=== Supplied data ===

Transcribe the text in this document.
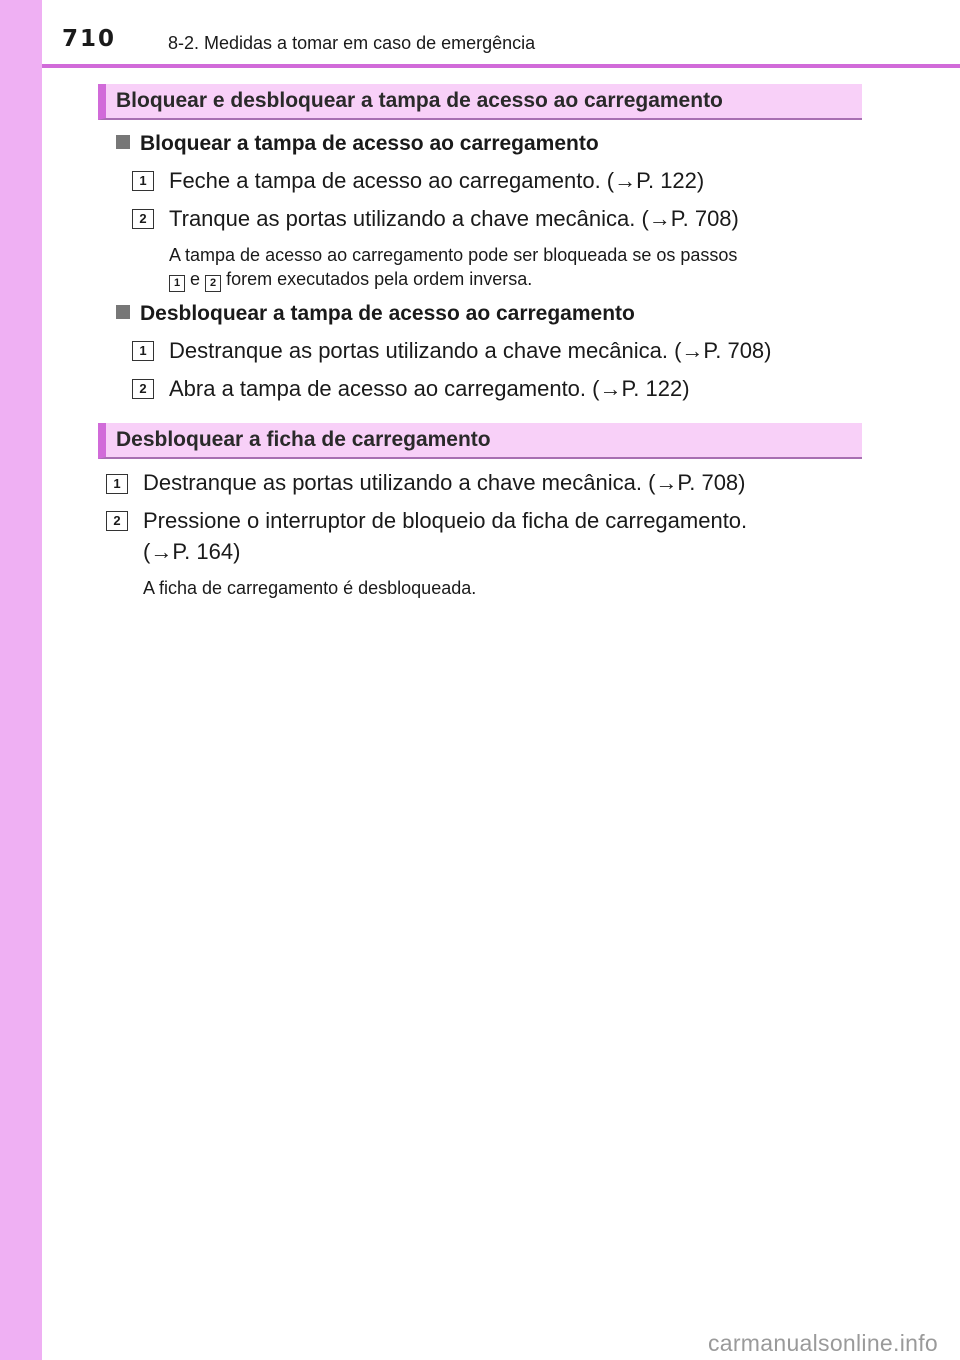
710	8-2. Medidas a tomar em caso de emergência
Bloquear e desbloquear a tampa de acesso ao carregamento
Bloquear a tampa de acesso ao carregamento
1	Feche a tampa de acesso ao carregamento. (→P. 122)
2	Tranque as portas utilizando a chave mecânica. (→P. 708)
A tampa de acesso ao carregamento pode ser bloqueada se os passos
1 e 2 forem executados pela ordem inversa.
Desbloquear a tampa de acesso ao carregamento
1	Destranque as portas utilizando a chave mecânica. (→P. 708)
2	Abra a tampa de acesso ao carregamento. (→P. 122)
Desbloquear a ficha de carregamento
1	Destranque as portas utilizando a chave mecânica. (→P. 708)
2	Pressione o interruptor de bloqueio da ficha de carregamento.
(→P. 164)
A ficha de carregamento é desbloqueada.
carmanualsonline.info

===

Required task >> Copy each line of the records precisely and drop any images they hold.

The result >>
Transcribe the text in this document.
710	8-2. Medidas a tomar em caso de emergência
Bloquear e desbloquear a tampa de acesso ao carregamento
Bloquear a tampa de acesso ao carregamento
1	Feche a tampa de acesso ao carregamento. (→P. 122)
2	Tranque as portas utilizando a chave mecânica. (→P. 708)
A tampa de acesso ao carregamento pode ser bloqueada se os passos
1 e 2 forem executados pela ordem inversa.
Desbloquear a tampa de acesso ao carregamento
1	Destranque as portas utilizando a chave mecânica. (→P. 708)
2	Abra a tampa de acesso ao carregamento. (→P. 122)
Desbloquear a ficha de carregamento
1	Destranque as portas utilizando a chave mecânica. (→P. 708)
2	Pressione o interruptor de bloqueio da ficha de carregamento.
(→P. 164)
A ficha de carregamento é desbloqueada.
carmanualsonline.info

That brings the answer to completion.